• _THE REQUEST_:
Write the next part of the news report on China's shrinking trade surplus, starting right after its final sentence.

• _SOURCE TEXT_:
By Bloomberg News - Dec 12, 2011 1:52 PM GMT+0700

Dec. 12 (Bloomberg) -- Ronald Wan, a Hong Kong-based managing director at China Merchants Securities Co., talks about the outlook for China's monetary and currency policy, and the nation's economy. China’s shrinking trade surplus and the weakest export growth since 2009 may encourage Premier Wen Jiabao to keep cutting banks’ reserve requirements to sustain expansion in the world’s second-biggest economy. Wan speaks with John Dawson on Bloomberg Television's "On the Move Asia." (Source: Bloomberg)

Dec. 12 (Bloomberg) -- Nicholas Kwan, Hong Kong-based head of East Asia research at Standard Chartered Plc, talks about China's economy and central bank monetary policy. He speaks with Susan Li on Bloomberg Television's "First Up." (Source: Bloomberg)


Chinese Premier Wen Jiabao and officials meeting to map out economic policies for 2012 may be encouraged to add more stimulus as a shrinking trade surplus shows Europe’s debt crisis hitting exports.

Overseas shipments rose 13.8 percent in November from a year earlier, the weakest growth since 2009, according to customs data released Dec. 10 in Beijing. The excess of exports over imports fell by 35 percent.

The decline in the surplus and signs that capital has started to flow out of the country may prompt the government to keep cutting banks’ reserve requirements to sustain growth. Sliding exports to Germany and Italy weighed on gains in shipments to emerging nations, and President Hu Jintao yesterday marked 10 years in the World Trade Organization by warning that the global economy faces “severe” challenges.

China’s capital outflows will continue and the trade surplus may shrink further, forcing the central bank to cut reserve ratios” and use bill sales to inject liquidity and bolster growth, said Shen Jianguang, a Hong Kong-based economist at Mizuho Securities Asia Ltd. “It’s very likely China will see a trade deficit in the next quarter,” said Shen, who previously worked at the International Monetary Fund and the European Central Bank.

Shares Drop

Stocks in China fell for a third day on concern a slowdown in growth is deepening and after the government said it will maintain property curbs next year. The benchmark Shanghai Composite Index (SHCOMP) dropped 0.5 percent to 2,304.80 at the 11:30 a.m. local-time break, set for the lowest close since March 2009.

The yuan was trading 0.08 percent higher at 6.3594 per dollar at 12:07 p.m. in Shanghai after the central bank set the strongest reference rate in a month. Investors have pared expectations for gains in the currency, with 12-month non- deliverable forwards dropping 0.5 percent last week.

Last month’s rise in overseas shipments compared with the 10.9 percent median estimate in a Bloomberg News survey and a 15.9 percent increase in October. Excluding distortions in January and February each year, the advance was the smallest since export growth resumed in December 2009. The expansion in imports slowed to 22.1 percent and the trade surplus narrowed more than estimated to $14.5 billion.

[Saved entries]
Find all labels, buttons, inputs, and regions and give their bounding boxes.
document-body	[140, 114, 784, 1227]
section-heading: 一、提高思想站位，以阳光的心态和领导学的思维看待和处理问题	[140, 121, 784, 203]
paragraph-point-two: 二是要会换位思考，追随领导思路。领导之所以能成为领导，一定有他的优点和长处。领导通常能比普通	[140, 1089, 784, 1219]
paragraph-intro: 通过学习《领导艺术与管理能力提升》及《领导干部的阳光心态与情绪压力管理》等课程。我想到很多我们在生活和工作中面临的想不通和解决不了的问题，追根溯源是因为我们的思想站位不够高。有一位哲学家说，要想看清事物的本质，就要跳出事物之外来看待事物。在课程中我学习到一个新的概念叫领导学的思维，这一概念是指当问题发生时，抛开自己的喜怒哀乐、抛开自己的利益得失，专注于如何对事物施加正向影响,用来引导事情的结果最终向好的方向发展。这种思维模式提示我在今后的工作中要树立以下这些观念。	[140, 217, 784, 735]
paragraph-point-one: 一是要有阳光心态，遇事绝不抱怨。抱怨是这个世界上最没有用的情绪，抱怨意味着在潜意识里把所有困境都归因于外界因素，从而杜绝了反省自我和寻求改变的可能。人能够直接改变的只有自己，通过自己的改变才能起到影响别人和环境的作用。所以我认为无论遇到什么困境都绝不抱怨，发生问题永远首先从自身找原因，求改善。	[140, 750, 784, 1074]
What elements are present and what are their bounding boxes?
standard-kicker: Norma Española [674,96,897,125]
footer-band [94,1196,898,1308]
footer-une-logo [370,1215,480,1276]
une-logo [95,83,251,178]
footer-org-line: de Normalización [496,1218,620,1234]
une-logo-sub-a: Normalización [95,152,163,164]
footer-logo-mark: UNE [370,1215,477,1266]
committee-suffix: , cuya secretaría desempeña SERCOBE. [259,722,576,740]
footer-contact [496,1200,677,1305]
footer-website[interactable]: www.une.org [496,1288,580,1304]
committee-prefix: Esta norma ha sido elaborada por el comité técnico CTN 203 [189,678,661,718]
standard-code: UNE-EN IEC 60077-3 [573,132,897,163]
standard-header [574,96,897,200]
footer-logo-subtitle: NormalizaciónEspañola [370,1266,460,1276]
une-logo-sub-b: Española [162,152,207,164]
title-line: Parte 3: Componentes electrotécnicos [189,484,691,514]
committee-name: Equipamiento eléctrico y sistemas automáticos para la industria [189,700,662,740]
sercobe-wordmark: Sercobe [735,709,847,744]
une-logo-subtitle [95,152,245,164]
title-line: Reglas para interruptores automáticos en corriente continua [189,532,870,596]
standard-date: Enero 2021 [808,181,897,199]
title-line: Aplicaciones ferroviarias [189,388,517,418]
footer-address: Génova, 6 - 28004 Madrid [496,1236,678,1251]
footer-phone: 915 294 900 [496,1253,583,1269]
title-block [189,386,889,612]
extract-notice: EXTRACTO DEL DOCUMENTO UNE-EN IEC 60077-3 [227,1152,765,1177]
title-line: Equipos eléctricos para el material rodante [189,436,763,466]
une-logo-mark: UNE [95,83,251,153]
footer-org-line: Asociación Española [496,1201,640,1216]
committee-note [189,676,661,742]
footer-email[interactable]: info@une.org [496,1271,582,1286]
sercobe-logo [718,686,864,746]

• _OUTPUT OF THE EXERCISE_:
Europe Slows

Shipments to the European Union, China’s biggest market, rose 5 percent from a year earlier, a quarter of the pace reported in July and August. Sales to Germany, Europe’s biggest economy, fell 1.6 percent and those to Italy dropped for a third month. In contrast, exports to Malaysia rose 34.9 percent and those to Brazil gained 26.4 percent.

China Cosco Holdings Co. (601919), the nation’s largest operator of dry-bulk and container vessels, warned on Oct. 27 it will report a full-year loss as rates for carrying commodities and containers have plunged.

China’s economic expansion could decline to 7.5 percent in the three months through March from 9.1 percent in this year’s third quarter, as export growth slows and the government’s campaign to curb property prices damps investment, according to Nomura Holdings Inc. The country may post a $28.8 billion trade deficit next quarter, according to Zhang Zhiwei, the bank’s chief China economist in Hong Kong. That would be a record quarterly shortfall, according to data compiled by Bloomberg that goes back to January 1994.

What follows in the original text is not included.